[Data excerpts]
········
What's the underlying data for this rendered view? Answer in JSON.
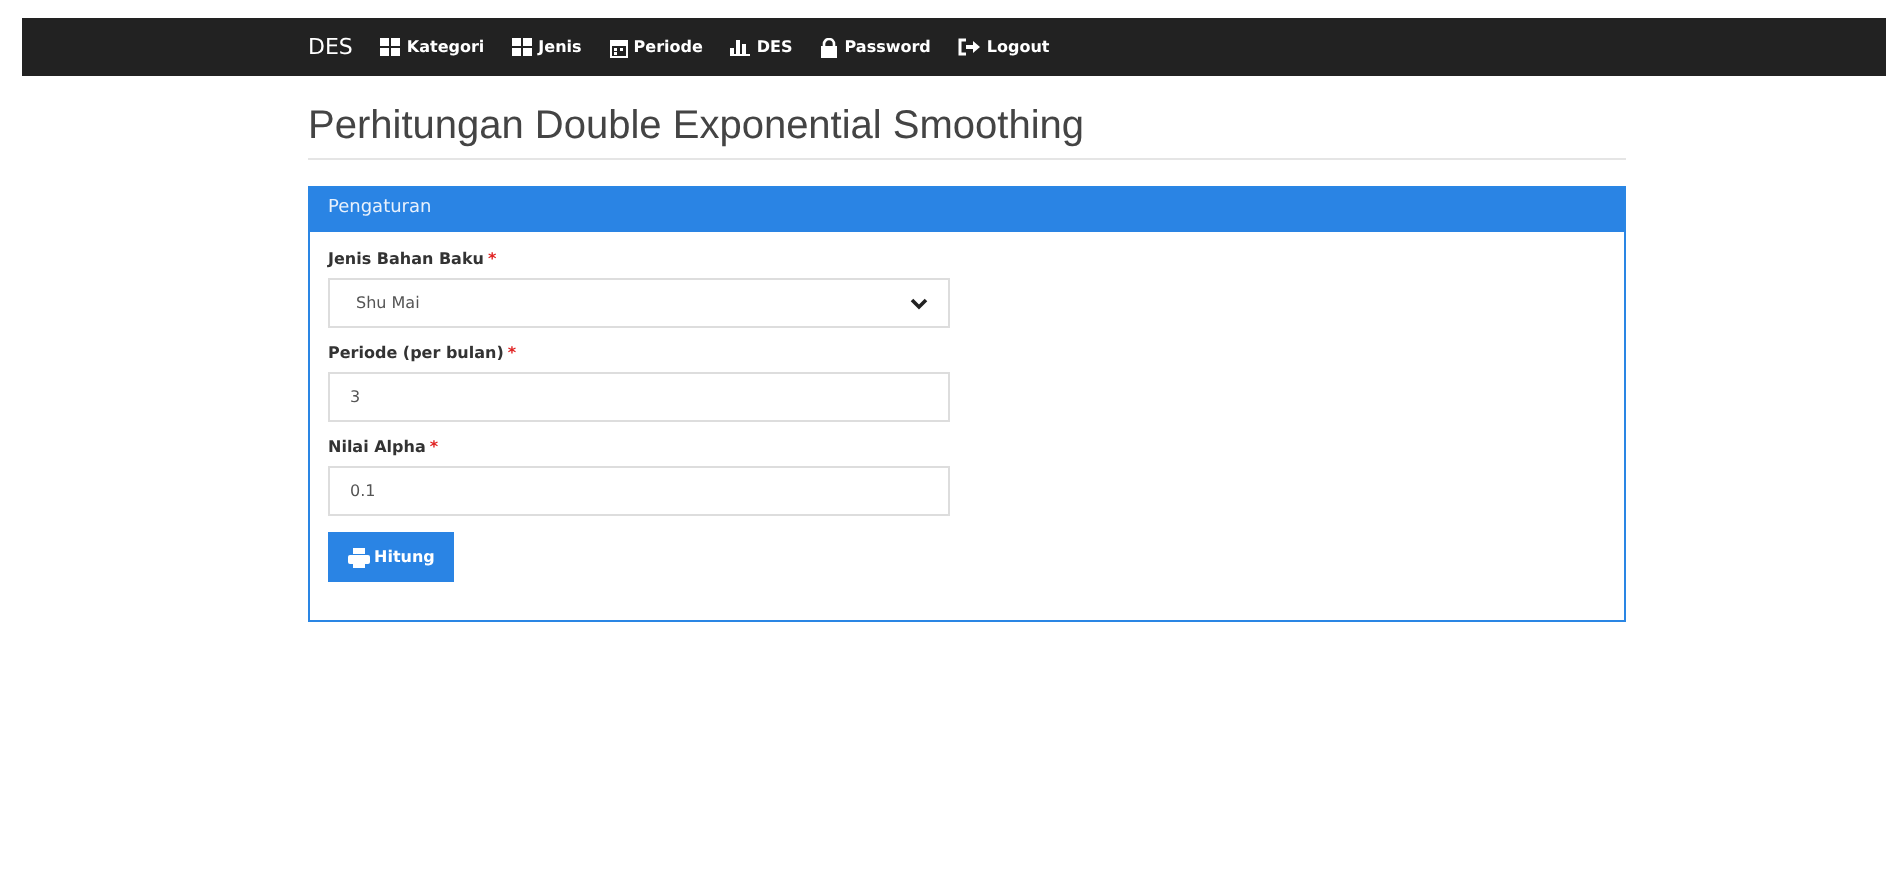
{
  "navbar": {
    "brand": "DES",
    "items": [
      {
        "label": "Kategori"
      },
      {
        "label": "Jenis"
      },
      {
        "label": "Periode"
      },
      {
        "label": "DES"
      },
      {
        "label": "Password"
      },
      {
        "label": "Logout"
      }
    ]
  },
  "page_title": "Perhitungan Double Exponential Smoothing",
  "panel": {
    "heading": "Pengaturan",
    "fields": [
      {
        "kind": "select",
        "label": "Jenis Bahan Baku",
        "required_mark": "*",
        "value": "Shu Mai"
      },
      {
        "kind": "input",
        "label": "Periode (per bulan)",
        "required_mark": "*",
        "value": "3"
      },
      {
        "kind": "input",
        "label": "Nilai Alpha",
        "required_mark": "*",
        "value": "0.1"
      }
    ],
    "button": "Hitung"
  }
}
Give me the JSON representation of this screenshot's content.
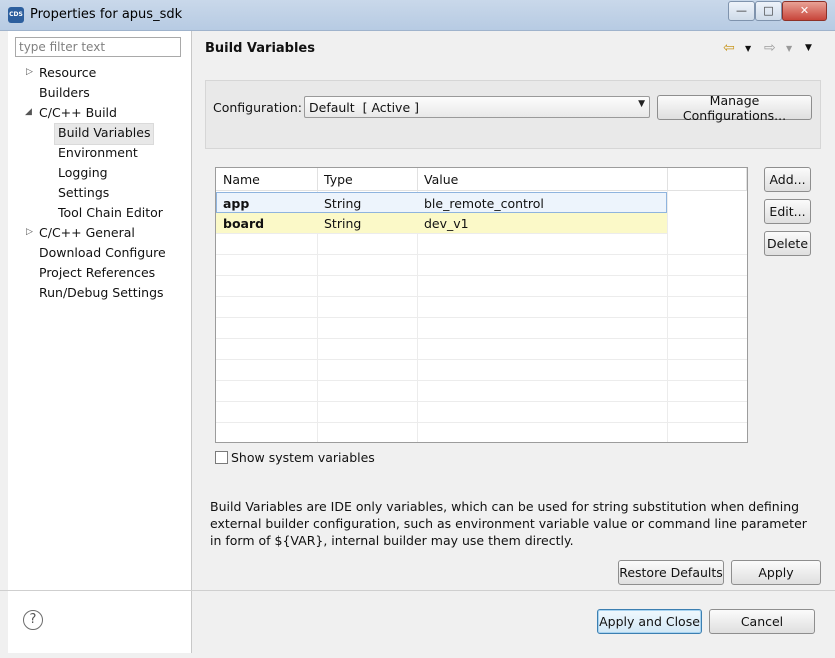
{
  "window": {
    "title": "Properties for apus_sdk",
    "app_icon_text": "CDS"
  },
  "window_controls": {
    "minimize": "—",
    "maximize": "□",
    "close": "✕"
  },
  "sidebar": {
    "filter_placeholder": "type filter text",
    "items": [
      {
        "label": "Resource",
        "expander": "▷"
      },
      {
        "label": "Builders"
      },
      {
        "label": "C/C++ Build",
        "expander": "◢"
      },
      {
        "label": "Build Variables",
        "selected": true
      },
      {
        "label": "Environment"
      },
      {
        "label": "Logging"
      },
      {
        "label": "Settings"
      },
      {
        "label": "Tool Chain Editor"
      },
      {
        "label": "C/C++ General",
        "expander": "▷"
      },
      {
        "label": "Download Configure"
      },
      {
        "label": "Project References"
      },
      {
        "label": "Run/Debug Settings"
      }
    ]
  },
  "page": {
    "title": "Build Variables",
    "nav": {
      "back_icon": "⇦",
      "back_menu": "▼",
      "forward_icon": "⇨",
      "forward_menu": "▼",
      "view_menu": "▼"
    }
  },
  "configuration": {
    "label": "Configuration:",
    "value": "Default  [ Active ]",
    "manage_button": "Manage Configurations..."
  },
  "variables_table": {
    "columns": [
      "Name",
      "Type",
      "Value"
    ],
    "rows": [
      {
        "name": "app",
        "type": "String",
        "value": "ble_remote_control"
      },
      {
        "name": "board",
        "type": "String",
        "value": "dev_v1"
      }
    ]
  },
  "side_buttons": {
    "add": "Add...",
    "edit": "Edit...",
    "delete": "Delete"
  },
  "show_system_variables": {
    "label": "Show system variables",
    "checked": false
  },
  "description": "Build Variables are IDE only variables, which can be used for string substitution when defining external builder configuration, such as environment variable value or command line parameter in form of ${VAR}, internal builder may use them directly.",
  "buttons": {
    "restore_defaults": "Restore Defaults",
    "apply": "Apply",
    "apply_and_close": "Apply and Close",
    "cancel": "Cancel",
    "help": "?"
  }
}
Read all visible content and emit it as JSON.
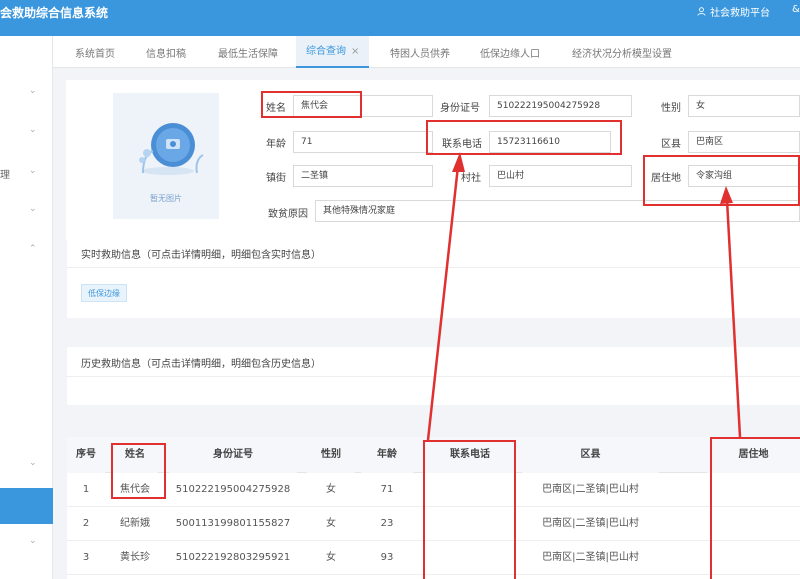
{
  "header": {
    "title": "会救助综合信息系统",
    "platform_label": "社会救助平台",
    "tail": "&"
  },
  "sidebar": {
    "text_item": "理",
    "chevrons": [
      "⌄",
      "⌄",
      "⌄",
      "⌄",
      "⌃",
      "⌄",
      "⌄"
    ]
  },
  "tabs": [
    {
      "label": "系统首页"
    },
    {
      "label": "信息扣稿"
    },
    {
      "label": "最低生活保障"
    },
    {
      "label": "综合查询",
      "active": true,
      "close": "×"
    },
    {
      "label": "特困人员供养"
    },
    {
      "label": "低保边缘人口"
    },
    {
      "label": "经济状况分析模型设置"
    }
  ],
  "photo": {
    "caption": "暂无图片"
  },
  "form": {
    "name": {
      "label": "姓名",
      "value": "焦代会"
    },
    "id_number": {
      "label": "身份证号",
      "value": "510222195004275928"
    },
    "gender": {
      "label": "性别",
      "value": "女"
    },
    "age": {
      "label": "年龄",
      "value": "71"
    },
    "phone": {
      "label": "联系电话",
      "value": "15723116610"
    },
    "district": {
      "label": "区县",
      "value": "巴南区"
    },
    "street": {
      "label": "镇街",
      "value": "二圣镇"
    },
    "village": {
      "label": "村社",
      "value": "巴山村"
    },
    "residence": {
      "label": "居住地",
      "value": "令家沟组"
    },
    "poverty_reason": {
      "label": "致贫原因",
      "value": "其他特殊情况家庭"
    }
  },
  "realtime_panel": {
    "title": "实时救助信息（可点击详情明细，明细包含实时信息）",
    "tag": "低保边缘"
  },
  "history_panel": {
    "title": "历史救助信息（可点击详情明细，明细包含历史信息）"
  },
  "table": {
    "columns": [
      "序号",
      "姓名",
      "身份证号",
      "性别",
      "年龄",
      "联系电话",
      "区县",
      "居住地"
    ],
    "rows": [
      [
        "1",
        "焦代会",
        "510222195004275928",
        "女",
        "71",
        "",
        "巴南区|二圣镇|巴山村",
        ""
      ],
      [
        "2",
        "纪新娥",
        "500113199801155827",
        "女",
        "23",
        "",
        "巴南区|二圣镇|巴山村",
        ""
      ],
      [
        "3",
        "黄长珍",
        "510222192803295921",
        "女",
        "93",
        "",
        "巴南区|二圣镇|巴山村",
        ""
      ]
    ]
  },
  "colors": {
    "header_blue": "#3a96dd",
    "annotation_red": "#e03030"
  }
}
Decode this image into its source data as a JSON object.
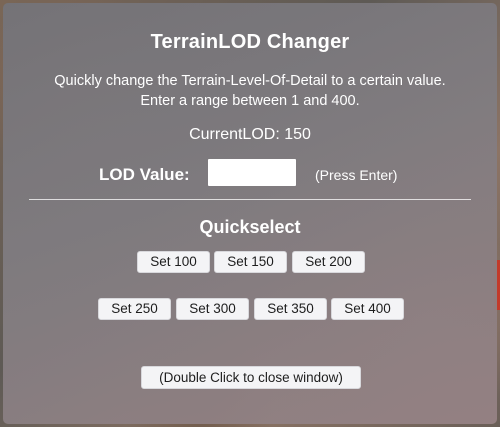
{
  "window": {
    "title": "TerrainLOD Changer",
    "description_line1": "Quickly change the Terrain-Level-Of-Detail to a certain value.",
    "description_line2": "Enter a range between 1 and 400.",
    "current_lod": "CurrentLOD: 150"
  },
  "lod_input": {
    "label": "LOD Value:",
    "value": "",
    "placeholder": "",
    "hint": "(Press Enter)"
  },
  "quickselect": {
    "title": "Quickselect",
    "buttons": [
      {
        "label": "Set 100"
      },
      {
        "label": "Set 150"
      },
      {
        "label": "Set 200"
      },
      {
        "label": "Set 250"
      },
      {
        "label": "Set 300"
      },
      {
        "label": "Set 350"
      },
      {
        "label": "Set 400"
      }
    ]
  },
  "close_button": {
    "label": "(Double Click to close window)"
  },
  "colors": {
    "panel": "#7f7b80",
    "text": "#ffffff",
    "button_bg": "#f4f4f6",
    "button_text": "#1e1e1e"
  }
}
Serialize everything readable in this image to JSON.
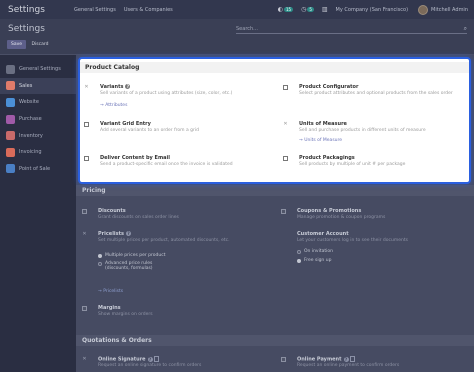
{
  "topbar": {
    "app_title": "Settings",
    "menu": [
      "General Settings",
      "Users & Companies"
    ],
    "chat_count": "15",
    "activity_count": "5",
    "company": "My Company (San Francisco)",
    "user": "Mitchell Admin"
  },
  "control": {
    "title": "Settings",
    "search_placeholder": "Search...",
    "save_label": "Save",
    "discard_label": "Discard"
  },
  "sidebar": {
    "items": [
      {
        "label": "General Settings",
        "color": "#6a6f82"
      },
      {
        "label": "Sales",
        "color": "#e07b6a"
      },
      {
        "label": "Website",
        "color": "#4b8fd6"
      },
      {
        "label": "Purchase",
        "color": "#a05aa8"
      },
      {
        "label": "Inventory",
        "color": "#c96a6a"
      },
      {
        "label": "Invoicing",
        "color": "#d96b5a"
      },
      {
        "label": "Point of Sale",
        "color": "#4a7fc4"
      }
    ]
  },
  "catalog": {
    "header": "Product Catalog",
    "variants": {
      "title": "Variants",
      "desc": "Sell variants of a product using attributes (size, color, etc.)",
      "link": "Attributes"
    },
    "configurator": {
      "title": "Product Configurator",
      "desc": "Select product attributes and optional products from the sales order"
    },
    "variant_grid": {
      "title": "Variant Grid Entry",
      "desc": "Add several variants to an order from a grid"
    },
    "uom": {
      "title": "Units of Measure",
      "desc": "Sell and purchase products in different units of measure",
      "link": "Units of Measure"
    },
    "deliver_email": {
      "title": "Deliver Content by Email",
      "desc": "Send a product-specific email once the invoice is validated"
    },
    "packagings": {
      "title": "Product Packagings",
      "desc": "Sell products by multiple of unit # per package"
    }
  },
  "pricing": {
    "header": "Pricing",
    "discounts": {
      "title": "Discounts",
      "desc": "Grant discounts on sales order lines"
    },
    "coupons": {
      "title": "Coupons & Promotions",
      "desc": "Manage promotion & coupon programs"
    },
    "pricelists": {
      "title": "Pricelists",
      "desc": "Set multiple prices per product, automated discounts, etc.",
      "option1": "Multiple prices per product",
      "option2_line1": "Advanced price rules",
      "option2_line2": "(discounts, formulas)",
      "link": "Pricelists"
    },
    "customer_account": {
      "title": "Customer Account",
      "desc": "Let your customers log in to see their documents",
      "option1": "On invitation",
      "option2": "Free sign up"
    },
    "margins": {
      "title": "Margins",
      "desc": "Show margins on orders"
    }
  },
  "quotations": {
    "header": "Quotations & Orders",
    "online_signature": {
      "title": "Online Signature",
      "desc": "Request an online signature to confirm orders"
    },
    "online_payment": {
      "title": "Online Payment",
      "desc": "Request an online payment to confirm orders"
    }
  }
}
········
### THE REQUEST
Pick out each line containing "products" and report it.

### RESPONSE TO THE EXERCISE
      "desc": "Select product attributes and optional products from the sales order"
      "desc": "Sell and purchase products in different units of measure",
      "desc": "Sell products by multiple of unit # per package"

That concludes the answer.